> _WHAT YOU SHOULD DO_: Copy the lines that follow, keeping every character the same.

> _ENTRIES SHOWN_:
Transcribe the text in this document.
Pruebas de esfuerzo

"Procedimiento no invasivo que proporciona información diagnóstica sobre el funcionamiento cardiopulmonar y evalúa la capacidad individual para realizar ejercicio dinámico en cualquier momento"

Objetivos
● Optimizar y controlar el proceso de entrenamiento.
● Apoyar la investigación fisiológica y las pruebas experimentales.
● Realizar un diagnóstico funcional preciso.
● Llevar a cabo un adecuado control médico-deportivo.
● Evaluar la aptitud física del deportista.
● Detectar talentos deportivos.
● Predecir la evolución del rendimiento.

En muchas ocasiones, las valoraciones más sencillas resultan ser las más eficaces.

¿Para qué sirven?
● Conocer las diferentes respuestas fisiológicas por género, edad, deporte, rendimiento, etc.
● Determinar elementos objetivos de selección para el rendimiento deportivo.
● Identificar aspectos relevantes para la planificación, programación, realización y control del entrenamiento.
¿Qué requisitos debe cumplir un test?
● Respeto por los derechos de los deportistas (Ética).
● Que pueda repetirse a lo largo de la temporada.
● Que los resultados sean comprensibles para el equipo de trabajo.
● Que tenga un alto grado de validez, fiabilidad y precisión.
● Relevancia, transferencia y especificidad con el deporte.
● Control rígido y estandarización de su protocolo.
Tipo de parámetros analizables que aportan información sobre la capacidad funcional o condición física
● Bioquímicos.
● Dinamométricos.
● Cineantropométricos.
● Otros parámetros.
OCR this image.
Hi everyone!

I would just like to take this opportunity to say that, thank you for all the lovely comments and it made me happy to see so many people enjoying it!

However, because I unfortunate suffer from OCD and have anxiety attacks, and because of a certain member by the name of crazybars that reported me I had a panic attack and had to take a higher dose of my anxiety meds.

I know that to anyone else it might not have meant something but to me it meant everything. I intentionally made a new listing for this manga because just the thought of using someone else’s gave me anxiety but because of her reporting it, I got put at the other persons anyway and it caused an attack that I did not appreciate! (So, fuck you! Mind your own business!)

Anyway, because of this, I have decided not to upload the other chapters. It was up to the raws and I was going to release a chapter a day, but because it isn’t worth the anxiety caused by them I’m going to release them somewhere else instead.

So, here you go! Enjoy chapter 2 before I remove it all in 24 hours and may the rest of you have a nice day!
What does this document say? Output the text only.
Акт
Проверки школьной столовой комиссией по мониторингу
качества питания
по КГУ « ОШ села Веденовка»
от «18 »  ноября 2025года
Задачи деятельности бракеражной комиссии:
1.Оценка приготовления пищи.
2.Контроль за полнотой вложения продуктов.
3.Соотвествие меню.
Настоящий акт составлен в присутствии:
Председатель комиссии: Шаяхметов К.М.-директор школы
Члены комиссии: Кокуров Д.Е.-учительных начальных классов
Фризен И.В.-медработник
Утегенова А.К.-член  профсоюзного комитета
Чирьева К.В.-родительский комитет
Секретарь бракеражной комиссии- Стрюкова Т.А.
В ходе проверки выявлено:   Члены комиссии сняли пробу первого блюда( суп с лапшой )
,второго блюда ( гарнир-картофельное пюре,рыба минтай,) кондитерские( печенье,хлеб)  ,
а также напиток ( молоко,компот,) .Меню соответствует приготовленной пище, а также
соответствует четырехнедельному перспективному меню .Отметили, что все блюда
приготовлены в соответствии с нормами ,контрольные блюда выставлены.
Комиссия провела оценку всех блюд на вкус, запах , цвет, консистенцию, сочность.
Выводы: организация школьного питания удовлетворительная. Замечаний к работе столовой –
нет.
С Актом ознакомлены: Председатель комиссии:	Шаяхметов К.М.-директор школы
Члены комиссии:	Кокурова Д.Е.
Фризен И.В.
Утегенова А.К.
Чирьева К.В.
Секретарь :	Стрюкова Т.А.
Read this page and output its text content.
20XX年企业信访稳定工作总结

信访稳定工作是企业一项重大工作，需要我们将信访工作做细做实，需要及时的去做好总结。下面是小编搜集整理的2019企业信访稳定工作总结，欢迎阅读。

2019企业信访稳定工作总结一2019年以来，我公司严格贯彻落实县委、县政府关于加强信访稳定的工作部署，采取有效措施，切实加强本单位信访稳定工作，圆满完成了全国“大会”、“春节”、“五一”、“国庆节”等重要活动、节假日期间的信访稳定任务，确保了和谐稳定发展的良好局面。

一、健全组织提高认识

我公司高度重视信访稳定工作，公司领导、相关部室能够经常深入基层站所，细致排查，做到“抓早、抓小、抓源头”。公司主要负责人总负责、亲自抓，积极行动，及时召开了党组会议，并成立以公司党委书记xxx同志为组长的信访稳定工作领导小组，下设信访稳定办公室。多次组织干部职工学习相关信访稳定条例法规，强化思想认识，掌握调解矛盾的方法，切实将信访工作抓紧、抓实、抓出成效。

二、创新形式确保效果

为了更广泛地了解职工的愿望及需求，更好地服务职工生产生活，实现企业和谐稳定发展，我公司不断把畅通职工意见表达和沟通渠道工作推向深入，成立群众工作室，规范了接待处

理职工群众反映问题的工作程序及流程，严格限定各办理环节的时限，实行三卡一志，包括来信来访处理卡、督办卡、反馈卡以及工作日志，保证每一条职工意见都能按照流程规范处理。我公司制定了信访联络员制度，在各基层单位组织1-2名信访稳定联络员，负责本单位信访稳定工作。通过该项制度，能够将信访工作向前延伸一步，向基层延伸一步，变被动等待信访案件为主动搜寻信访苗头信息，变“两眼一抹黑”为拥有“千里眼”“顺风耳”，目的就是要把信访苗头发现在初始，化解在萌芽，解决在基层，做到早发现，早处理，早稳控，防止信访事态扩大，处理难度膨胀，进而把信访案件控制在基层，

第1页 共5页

> _EXERCISE RESPONSE_:
Transcribe the text in this document.
Pruebas de esfuerzo

"Procedimiento no invasivo que proporciona información diagnóstica sobre el funcionamiento cardiopulmonar y evalúa la capacidad individual para realizar ejercicio dinámico en cualquier momento"

Objetivos
● Optimizar y controlar el proceso de entrenamiento.
● Apoyar la investigación fisiológica y las pruebas experimentales.
● Realizar un diagnóstico funcional preciso.
● Llevar a cabo un adecuado control médico-deportivo.
● Evaluar la aptitud física del deportista.
● Detectar talentos deportivos.
● Predecir la evolución del rendimiento.

En muchas ocasiones, las valoraciones más sencillas resultan ser las más eficaces.

¿Para qué sirven?
● Conocer las diferentes respuestas fisiológicas por género, edad, deporte, rendimiento, etc.
● Determinar elementos objetivos de selección para el rendimiento deportivo.
● Identificar aspectos relevantes para la planificación, programación, realización y control del entrenamiento.
¿Qué requisitos debe cumplir un test?
● Respeto por los derechos de los deportistas (Ética).
● Que pueda repetirse a lo largo de la temporada.
● Que los resultados sean comprensibles para el equipo de trabajo.
● Que tenga un alto grado de validez, fiabilidad y precisión.
● Relevancia, transferencia y especificidad con el deporte.
● Control rígido y estandarización de su protocolo.
Tipo de parámetros analizables que aportan información sobre la capacidad funcional o condición física
● Bioquímicos.
● Dinamométricos.
● Cineantropométricos.
● Otros parámetros.
OCR this image.
Hi everyone!

I would just like to take this opportunity to say that, thank you for all the lovely comments and it made me happy to see so many people enjoying it!

However, because I unfortunate suffer from OCD and have anxiety attacks, and because of a certain member by the name of crazybars that reported me I had a panic attack and had to take a higher dose of my anxiety meds.

I know that to anyone else it might not have meant something but to me it meant everything. I intentionally made a new listing for this manga because just the thought of using someone else’s gave me anxiety but because of her reporting it, I got put at the other persons anyway and it caused an attack that I did not appreciate! (So, fuck you! Mind your own business!)

Anyway, because of this, I have decided not to upload the other chapters. It was up to the raws and I was going to release a chapter a day, but because it isn’t worth the anxiety caused by them I’m going to release them somewhere else instead.

So, here you go! Enjoy chapter 2 before I remove it all in 24 hours and may the rest of you have a nice day!
What does this document say? Output the text only.
Акт
Проверки школьной столовой комиссией по мониторингу
качества питания
по КГУ « ОШ села Веденовка»
от «18 »  ноября 2025года
Задачи деятельности бракеражной комиссии:
1.Оценка приготовления пищи.
2.Контроль за полнотой вложения продуктов.
3.Соотвествие меню.
Настоящий акт составлен в присутствии:
Председатель комиссии: Шаяхметов К.М.-директор школы
Члены комиссии: Кокуров Д.Е.-учительных начальных классов
Фризен И.В.-медработник
Утегенова А.К.-член  профсоюзного комитета
Чирьева К.В.-родительский комитет
Секретарь бракеражной комиссии- Стрюкова Т.А.
В ходе проверки выявлено:   Члены комиссии сняли пробу первого блюда( суп с лапшой )
,второго блюда ( гарнир-картофельное пюре,рыба минтай,) кондитерские( печенье,хлеб)  ,
а также напиток ( молоко,компот,) .Меню соответствует приготовленной пище, а также
соответствует четырехнедельному перспективному меню .Отметили, что все блюда
приготовлены в соответствии с нормами ,контрольные блюда выставлены.
Комиссия провела оценку всех блюд на вкус, запах , цвет, консистенцию, сочность.
Выводы: организация школьного питания удовлетворительная. Замечаний к работе столовой –
нет.
С Актом ознакомлены: Председатель комиссии:	Шаяхметов К.М.-директор школы
Члены комиссии:	Кокурова Д.Е.
Фризен И.В.
Утегенова А.К.
Чирьева К.В.
Секретарь :	Стрюкова Т.А.
Read this page and output its text content.
20XX年企业信访稳定工作总结

信访稳定工作是企业一项重大工作，需要我们将信访工作做细做实，需要及时的去做好总结。下面是小编搜集整理的2019企业信访稳定工作总结，欢迎阅读。

2019企业信访稳定工作总结一2019年以来，我公司严格贯彻落实县委、县政府关于加强信访稳定的工作部署，采取有效措施，切实加强本单位信访稳定工作，圆满完成了全国“大会”、“春节”、“五一”、“国庆节”等重要活动、节假日期间的信访稳定任务，确保了和谐稳定发展的良好局面。

一、健全组织提高认识

我公司高度重视信访稳定工作，公司领导、相关部室能够经常深入基层站所，细致排查，做到“抓早、抓小、抓源头”。公司主要负责人总负责、亲自抓，积极行动，及时召开了党组会议，并成立以公司党委书记xxx同志为组长的信访稳定工作领导小组，下设信访稳定办公室。多次组织干部职工学习相关信访稳定条例法规，强化思想认识，掌握调解矛盾的方法，切实将信访工作抓紧、抓实、抓出成效。

二、创新形式确保效果

为了更广泛地了解职工的愿望及需求，更好地服务职工生产生活，实现企业和谐稳定发展，我公司不断把畅通职工意见表达和沟通渠道工作推向深入，成立群众工作室，规范了接待处

理职工群众反映问题的工作程序及流程，严格限定各办理环节的时限，实行三卡一志，包括来信来访处理卡、督办卡、反馈卡以及工作日志，保证每一条职工意见都能按照流程规范处理。我公司制定了信访联络员制度，在各基层单位组织1-2名信访稳定联络员，负责本单位信访稳定工作。通过该项制度，能够将信访工作向前延伸一步，向基层延伸一步，变被动等待信访案件为主动搜寻信访苗头信息，变“两眼一抹黑”为拥有“千里眼”“顺风耳”，目的就是要把信访苗头发现在初始，化解在萌芽，解决在基层，做到早发现，早处理，早稳控，防止信访事态扩大，处理难度膨胀，进而把信访案件控制在基层，

第1页 共5页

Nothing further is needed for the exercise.